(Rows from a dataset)
—————

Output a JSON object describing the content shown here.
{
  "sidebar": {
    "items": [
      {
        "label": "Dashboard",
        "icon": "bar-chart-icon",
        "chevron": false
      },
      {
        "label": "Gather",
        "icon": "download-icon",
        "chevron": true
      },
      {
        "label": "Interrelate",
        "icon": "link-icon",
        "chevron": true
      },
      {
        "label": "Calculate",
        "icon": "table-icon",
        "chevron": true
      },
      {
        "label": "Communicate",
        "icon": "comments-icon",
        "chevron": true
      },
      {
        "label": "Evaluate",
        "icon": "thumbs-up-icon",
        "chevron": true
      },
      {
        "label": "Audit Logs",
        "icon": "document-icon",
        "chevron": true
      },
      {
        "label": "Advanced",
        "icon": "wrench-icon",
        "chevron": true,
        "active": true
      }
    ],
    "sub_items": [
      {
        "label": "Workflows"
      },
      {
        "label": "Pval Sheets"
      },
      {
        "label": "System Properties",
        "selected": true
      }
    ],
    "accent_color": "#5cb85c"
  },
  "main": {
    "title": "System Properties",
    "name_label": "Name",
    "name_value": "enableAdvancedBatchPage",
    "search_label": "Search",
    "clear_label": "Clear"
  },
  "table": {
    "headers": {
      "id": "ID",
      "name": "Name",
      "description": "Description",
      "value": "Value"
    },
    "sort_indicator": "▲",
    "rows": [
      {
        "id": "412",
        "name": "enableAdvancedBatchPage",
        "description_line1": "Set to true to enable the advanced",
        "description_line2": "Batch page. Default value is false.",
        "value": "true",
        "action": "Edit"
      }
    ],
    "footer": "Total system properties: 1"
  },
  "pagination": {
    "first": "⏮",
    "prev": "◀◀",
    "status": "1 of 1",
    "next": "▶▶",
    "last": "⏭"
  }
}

—————

- [Set exercise] Please reproduce each line exactly as written.

- [Reply to the exercise]
Output a JSON object describing the content shown here.
{
  "sidebar": {
    "items": [
      {
        "label": "Dashboard",
        "icon": "bar-chart-icon",
        "chevron": false
      },
      {
        "label": "Gather",
        "icon": "download-icon",
        "chevron": true
      },
      {
        "label": "Interrelate",
        "icon": "link-icon",
        "chevron": true
      },
      {
        "label": "Calculate",
        "icon": "table-icon",
        "chevron": true
      },
      {
        "label": "Communicate",
        "icon": "comments-icon",
        "chevron": true
      },
      {
        "label": "Evaluate",
        "icon": "thumbs-up-icon",
        "chevron": true
      },
      {
        "label": "Audit Logs",
        "icon": "document-icon",
        "chevron": true
      },
      {
        "label": "Advanced",
        "icon": "wrench-icon",
        "chevron": true,
        "active": true
      }
    ],
    "sub_items": [
      {
        "label": "Workflows"
      },
      {
        "label": "Pval Sheets"
      },
      {
        "label": "System Properties",
        "selected": true
      }
    ],
    "accent_color": "#5cb85c"
  },
  "main": {
    "title": "System Properties",
    "name_label": "Name",
    "name_value": "enableAdvancedBatchPage",
    "search_label": "Search",
    "clear_label": "Clear"
  },
  "table": {
    "headers": {
      "id": "ID",
      "name": "Name",
      "description": "Description",
      "value": "Value"
    },
    "sort_indicator": "▲",
    "rows": [
      {
        "id": "412",
        "name": "enableAdvancedBatchPage",
        "description_line1": "Set to true to enable the advanced",
        "description_line2": "Batch page. Default value is false.",
        "value": "true",
        "action": "Edit"
      }
    ],
    "footer": "Total system properties: 1"
  },
  "pagination": {
    "first": "⏮",
    "prev": "◀◀",
    "status": "1 of 1",
    "next": "▶▶",
    "last": "⏭"
  }
}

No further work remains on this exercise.